===== DATASET EXTRACT =====

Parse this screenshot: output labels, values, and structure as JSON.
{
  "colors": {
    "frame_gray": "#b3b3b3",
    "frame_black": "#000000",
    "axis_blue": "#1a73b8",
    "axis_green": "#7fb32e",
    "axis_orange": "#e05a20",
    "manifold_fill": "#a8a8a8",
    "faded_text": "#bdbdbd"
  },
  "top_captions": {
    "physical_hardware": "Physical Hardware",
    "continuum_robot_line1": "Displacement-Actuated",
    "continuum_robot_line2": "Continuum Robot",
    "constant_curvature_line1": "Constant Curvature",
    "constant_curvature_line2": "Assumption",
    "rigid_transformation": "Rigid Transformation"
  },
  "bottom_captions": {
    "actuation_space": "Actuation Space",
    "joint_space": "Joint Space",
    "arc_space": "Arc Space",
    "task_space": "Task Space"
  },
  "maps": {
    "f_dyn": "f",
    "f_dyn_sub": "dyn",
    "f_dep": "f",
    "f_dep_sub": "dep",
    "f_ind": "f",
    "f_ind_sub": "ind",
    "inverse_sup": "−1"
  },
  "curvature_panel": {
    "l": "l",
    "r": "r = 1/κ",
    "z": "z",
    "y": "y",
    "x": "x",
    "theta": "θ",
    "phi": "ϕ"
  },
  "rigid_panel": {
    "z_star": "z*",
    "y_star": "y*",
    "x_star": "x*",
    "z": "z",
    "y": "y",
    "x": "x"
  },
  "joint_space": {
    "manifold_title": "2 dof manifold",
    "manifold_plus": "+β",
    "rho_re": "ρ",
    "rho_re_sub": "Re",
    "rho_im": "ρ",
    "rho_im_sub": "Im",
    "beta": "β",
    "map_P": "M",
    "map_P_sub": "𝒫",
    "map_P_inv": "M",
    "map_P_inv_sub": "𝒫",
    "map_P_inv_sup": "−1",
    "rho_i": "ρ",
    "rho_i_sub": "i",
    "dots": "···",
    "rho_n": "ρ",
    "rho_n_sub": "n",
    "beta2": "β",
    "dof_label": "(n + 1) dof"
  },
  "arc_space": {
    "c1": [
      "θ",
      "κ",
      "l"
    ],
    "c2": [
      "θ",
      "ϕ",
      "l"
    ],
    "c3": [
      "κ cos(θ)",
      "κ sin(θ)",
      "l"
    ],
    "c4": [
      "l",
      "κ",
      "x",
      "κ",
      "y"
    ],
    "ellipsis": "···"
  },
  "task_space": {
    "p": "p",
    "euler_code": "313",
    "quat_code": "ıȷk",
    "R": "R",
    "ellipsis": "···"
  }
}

=====

▸ **BRIEF**: Go through the material above line by line and copy it exactly.

▸ **EXPECTED ANSWER**:
Parse this screenshot: output labels, values, and structure as JSON.
{
  "colors": {
    "frame_gray": "#b3b3b3",
    "frame_black": "#000000",
    "axis_blue": "#1a73b8",
    "axis_green": "#7fb32e",
    "axis_orange": "#e05a20",
    "manifold_fill": "#a8a8a8",
    "faded_text": "#bdbdbd"
  },
  "top_captions": {
    "physical_hardware": "Physical Hardware",
    "continuum_robot_line1": "Displacement-Actuated",
    "continuum_robot_line2": "Continuum Robot",
    "constant_curvature_line1": "Constant Curvature",
    "constant_curvature_line2": "Assumption",
    "rigid_transformation": "Rigid Transformation"
  },
  "bottom_captions": {
    "actuation_space": "Actuation Space",
    "joint_space": "Joint Space",
    "arc_space": "Arc Space",
    "task_space": "Task Space"
  },
  "maps": {
    "f_dyn": "f",
    "f_dyn_sub": "dyn",
    "f_dep": "f",
    "f_dep_sub": "dep",
    "f_ind": "f",
    "f_ind_sub": "ind",
    "inverse_sup": "−1"
  },
  "curvature_panel": {
    "l": "l",
    "r": "r = 1/κ",
    "z": "z",
    "y": "y",
    "x": "x",
    "theta": "θ",
    "phi": "ϕ"
  },
  "rigid_panel": {
    "z_star": "z*",
    "y_star": "y*",
    "x_star": "x*",
    "z": "z",
    "y": "y",
    "x": "x"
  },
  "joint_space": {
    "manifold_title": "2 dof manifold",
    "manifold_plus": "+β",
    "rho_re": "ρ",
    "rho_re_sub": "Re",
    "rho_im": "ρ",
    "rho_im_sub": "Im",
    "beta": "β",
    "map_P": "M",
    "map_P_sub": "𝒫",
    "map_P_inv": "M",
    "map_P_inv_sub": "𝒫",
    "map_P_inv_sup": "−1",
    "rho_i": "ρ",
    "rho_i_sub": "i",
    "dots": "···",
    "rho_n": "ρ",
    "rho_n_sub": "n",
    "beta2": "β",
    "dof_label": "(n + 1) dof"
  },
  "arc_space": {
    "c1": [
      "θ",
      "κ",
      "l"
    ],
    "c2": [
      "θ",
      "ϕ",
      "l"
    ],
    "c3": [
      "κ cos(θ)",
      "κ sin(θ)",
      "l"
    ],
    "c4": [
      "l",
      "κ",
      "x",
      "κ",
      "y"
    ],
    "ellipsis": "···"
  },
  "task_space": {
    "p": "p",
    "euler_code": "313",
    "quat_code": "ıȷk",
    "R": "R",
    "ellipsis": "···"
  }
}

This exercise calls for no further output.